WORK INSTRUCTIONS:
The records should be written out in full, with nothing altered.

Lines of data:
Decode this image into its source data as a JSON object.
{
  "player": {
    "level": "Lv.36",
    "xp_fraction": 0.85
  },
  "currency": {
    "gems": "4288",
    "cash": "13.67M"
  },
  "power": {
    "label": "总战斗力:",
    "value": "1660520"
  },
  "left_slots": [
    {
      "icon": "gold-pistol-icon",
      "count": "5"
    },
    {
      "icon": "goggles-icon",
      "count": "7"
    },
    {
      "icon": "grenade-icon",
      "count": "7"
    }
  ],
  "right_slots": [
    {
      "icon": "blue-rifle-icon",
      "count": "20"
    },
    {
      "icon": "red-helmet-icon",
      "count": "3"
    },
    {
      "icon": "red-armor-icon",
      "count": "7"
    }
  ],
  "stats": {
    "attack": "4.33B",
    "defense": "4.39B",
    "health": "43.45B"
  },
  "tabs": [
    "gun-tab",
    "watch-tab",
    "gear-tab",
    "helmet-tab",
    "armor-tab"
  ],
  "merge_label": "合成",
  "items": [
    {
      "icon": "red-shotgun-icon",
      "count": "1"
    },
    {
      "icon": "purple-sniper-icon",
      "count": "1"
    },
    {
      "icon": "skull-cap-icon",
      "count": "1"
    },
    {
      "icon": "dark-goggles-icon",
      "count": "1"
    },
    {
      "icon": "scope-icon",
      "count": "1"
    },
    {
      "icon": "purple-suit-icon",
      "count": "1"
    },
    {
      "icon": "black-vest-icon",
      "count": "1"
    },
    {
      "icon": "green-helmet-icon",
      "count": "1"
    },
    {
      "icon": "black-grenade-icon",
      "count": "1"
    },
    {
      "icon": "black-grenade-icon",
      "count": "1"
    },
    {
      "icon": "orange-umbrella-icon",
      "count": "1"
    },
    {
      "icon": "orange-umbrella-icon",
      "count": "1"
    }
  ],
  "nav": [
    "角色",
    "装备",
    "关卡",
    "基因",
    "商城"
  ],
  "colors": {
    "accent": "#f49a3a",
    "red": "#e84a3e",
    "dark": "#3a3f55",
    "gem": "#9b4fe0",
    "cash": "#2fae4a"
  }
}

RESULT:
Decode this image into its source data as a JSON object.
{
  "player": {
    "level": "Lv.36",
    "xp_fraction": 0.85
  },
  "currency": {
    "gems": "4288",
    "cash": "13.67M"
  },
  "power": {
    "label": "总战斗力:",
    "value": "1660520"
  },
  "left_slots": [
    {
      "icon": "gold-pistol-icon",
      "count": "5"
    },
    {
      "icon": "goggles-icon",
      "count": "7"
    },
    {
      "icon": "grenade-icon",
      "count": "7"
    }
  ],
  "right_slots": [
    {
      "icon": "blue-rifle-icon",
      "count": "20"
    },
    {
      "icon": "red-helmet-icon",
      "count": "3"
    },
    {
      "icon": "red-armor-icon",
      "count": "7"
    }
  ],
  "stats": {
    "attack": "4.33B",
    "defense": "4.39B",
    "health": "43.45B"
  },
  "tabs": [
    "gun-tab",
    "watch-tab",
    "gear-tab",
    "helmet-tab",
    "armor-tab"
  ],
  "merge_label": "合成",
  "items": [
    {
      "icon": "red-shotgun-icon",
      "count": "1"
    },
    {
      "icon": "purple-sniper-icon",
      "count": "1"
    },
    {
      "icon": "skull-cap-icon",
      "count": "1"
    },
    {
      "icon": "dark-goggles-icon",
      "count": "1"
    },
    {
      "icon": "scope-icon",
      "count": "1"
    },
    {
      "icon": "purple-suit-icon",
      "count": "1"
    },
    {
      "icon": "black-vest-icon",
      "count": "1"
    },
    {
      "icon": "green-helmet-icon",
      "count": "1"
    },
    {
      "icon": "black-grenade-icon",
      "count": "1"
    },
    {
      "icon": "black-grenade-icon",
      "count": "1"
    },
    {
      "icon": "orange-umbrella-icon",
      "count": "1"
    },
    {
      "icon": "orange-umbrella-icon",
      "count": "1"
    }
  ],
  "nav": [
    "角色",
    "装备",
    "关卡",
    "基因",
    "商城"
  ],
  "colors": {
    "accent": "#f49a3a",
    "red": "#e84a3e",
    "dark": "#3a3f55",
    "gem": "#9b4fe0",
    "cash": "#2fae4a"
  }
}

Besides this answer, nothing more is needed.